I've been slowly making my way through Pynchon's Against the Day. It's been slow because I've been busy, and also, well, it's just slow, at least so far. However, a few days ago I got to page 156, where Kit Traverse meets his would-be benefactor Scarsdale Vibe in New Haven on the weekend of the Yale-Harvard game at some point shortly after 1900:
Pre-game passions were running high. Venerable professors of Linguistics who had never so much as picked up a football had been earnestly reminding their classes that, by way of the ancient Sankrit krimi and the later Arabic qirmiz, both names for the insect from which the color was once derived, "crimson" is cognate with "worm". Young men in striped mufflers knitted by sweathearts who had duitfully included rows of flask-size pockets ran clanking to and for, getting a head start on the alcoholic merriment sure to prevail in the stands.
The business about "crimson" and "worm" seems to be sort of true, like a lot of things in this book. The American Heritage Dictionary's etymology for worm:
Middle English, from Old English wurm, variant of wyrm. See wer-2 in Appendix I.
The reference to the Appendix takes us to:
Conventional base of various Indo-European roots; to turn, bend.
Derivatives include stalwart, weird, vertebra, wrath, wrong, wrestle, briar, rhapsody, and worm.
The AHD's entry for crimson gives the etymology as:
Middle English cremesin, from Old Spanish cremesín, Old Italian cremesino or Medieval Latin cremesīnus, all from Arabic qirmizy, from qirmiz, kermes insect. See kermes.
And kermes, in turn, is from
French kermès, short for alkermès, from Arabic al-qirmiz, the kermes, probably from Sanskrit kṛmi-ja-, (red dye) produced by worms. See kwṛmi- in Appendix I.
And when we go to Appendix I (the list of Indo-European roots) we find:
Worm. Rhyme word to *wṛmi-, worm (see wer-2). carmine, crimson, kermes, from Arabic qirmiz, kermes, borrowed from Sanskrit compound kṛmi-ja-, “(red dye) produced by worms” (-ja-, produced; see genə-), from kṛmi-, worm.
Wikipedia has a more elaborate discussion, including some relevant chemistry and biology.

● **Given information**:
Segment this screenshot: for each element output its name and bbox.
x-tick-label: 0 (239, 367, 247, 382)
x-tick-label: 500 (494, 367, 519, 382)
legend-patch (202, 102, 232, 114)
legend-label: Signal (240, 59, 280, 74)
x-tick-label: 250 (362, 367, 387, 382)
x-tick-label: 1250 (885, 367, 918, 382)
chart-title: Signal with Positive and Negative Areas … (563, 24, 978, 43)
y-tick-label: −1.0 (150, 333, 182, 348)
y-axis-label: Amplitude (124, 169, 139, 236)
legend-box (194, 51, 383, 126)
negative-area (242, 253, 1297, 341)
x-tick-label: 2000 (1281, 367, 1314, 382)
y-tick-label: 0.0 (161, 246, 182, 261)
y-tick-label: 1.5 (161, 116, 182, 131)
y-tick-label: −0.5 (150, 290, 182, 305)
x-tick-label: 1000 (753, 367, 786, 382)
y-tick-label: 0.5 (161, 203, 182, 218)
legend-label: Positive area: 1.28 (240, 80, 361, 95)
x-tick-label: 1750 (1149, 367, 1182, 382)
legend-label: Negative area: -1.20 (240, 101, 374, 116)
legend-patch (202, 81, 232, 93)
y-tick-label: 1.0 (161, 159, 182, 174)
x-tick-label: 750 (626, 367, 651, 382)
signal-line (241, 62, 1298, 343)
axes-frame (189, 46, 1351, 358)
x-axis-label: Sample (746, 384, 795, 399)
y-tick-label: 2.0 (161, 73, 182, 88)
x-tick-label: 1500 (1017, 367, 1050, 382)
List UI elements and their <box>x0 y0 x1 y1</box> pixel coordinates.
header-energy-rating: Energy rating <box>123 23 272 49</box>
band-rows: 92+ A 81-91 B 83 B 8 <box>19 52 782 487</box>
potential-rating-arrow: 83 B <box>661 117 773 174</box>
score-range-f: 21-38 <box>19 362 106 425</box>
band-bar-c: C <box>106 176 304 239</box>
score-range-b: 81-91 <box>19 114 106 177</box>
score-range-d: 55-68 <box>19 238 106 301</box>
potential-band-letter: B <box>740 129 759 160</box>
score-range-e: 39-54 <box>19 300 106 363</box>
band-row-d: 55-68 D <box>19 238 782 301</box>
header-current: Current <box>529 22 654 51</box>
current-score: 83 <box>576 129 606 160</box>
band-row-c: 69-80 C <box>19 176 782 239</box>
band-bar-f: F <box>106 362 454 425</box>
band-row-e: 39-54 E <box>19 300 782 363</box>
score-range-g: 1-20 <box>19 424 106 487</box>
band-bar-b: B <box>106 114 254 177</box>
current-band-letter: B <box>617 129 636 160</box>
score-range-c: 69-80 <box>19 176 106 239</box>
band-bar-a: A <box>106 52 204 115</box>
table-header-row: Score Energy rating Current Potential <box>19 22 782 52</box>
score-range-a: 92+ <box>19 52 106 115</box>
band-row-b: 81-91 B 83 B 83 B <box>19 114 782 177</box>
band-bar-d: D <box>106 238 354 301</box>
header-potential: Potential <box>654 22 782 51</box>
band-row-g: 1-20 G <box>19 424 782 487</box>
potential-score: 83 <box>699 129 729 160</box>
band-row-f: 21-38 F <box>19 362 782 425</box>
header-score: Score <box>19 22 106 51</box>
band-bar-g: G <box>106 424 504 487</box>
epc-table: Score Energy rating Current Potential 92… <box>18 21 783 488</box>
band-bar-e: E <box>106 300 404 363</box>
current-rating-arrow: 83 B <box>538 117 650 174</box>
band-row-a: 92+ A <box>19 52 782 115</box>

● **Work task**:
In the post on the etymology of crimson, copy word for word the passage starting with "The business about" and going on through "rhapsody, and worm.". The items were drawn from a separate source.

● **Task answer**:
The business about "crimson" and "worm" seems to be sort of true, like a lot of things in this book. The American Heritage Dictionary's etymology for worm:
Middle English, from Old English wurm, variant of wyrm. See wer-2 in Appendix I.
The reference to the Appendix takes us to:
Conventional base of various Indo-European roots; to turn, bend.
Derivatives include stalwart, weird, vertebra, wrath, wrong, wrestle, briar, rhapsody, and worm.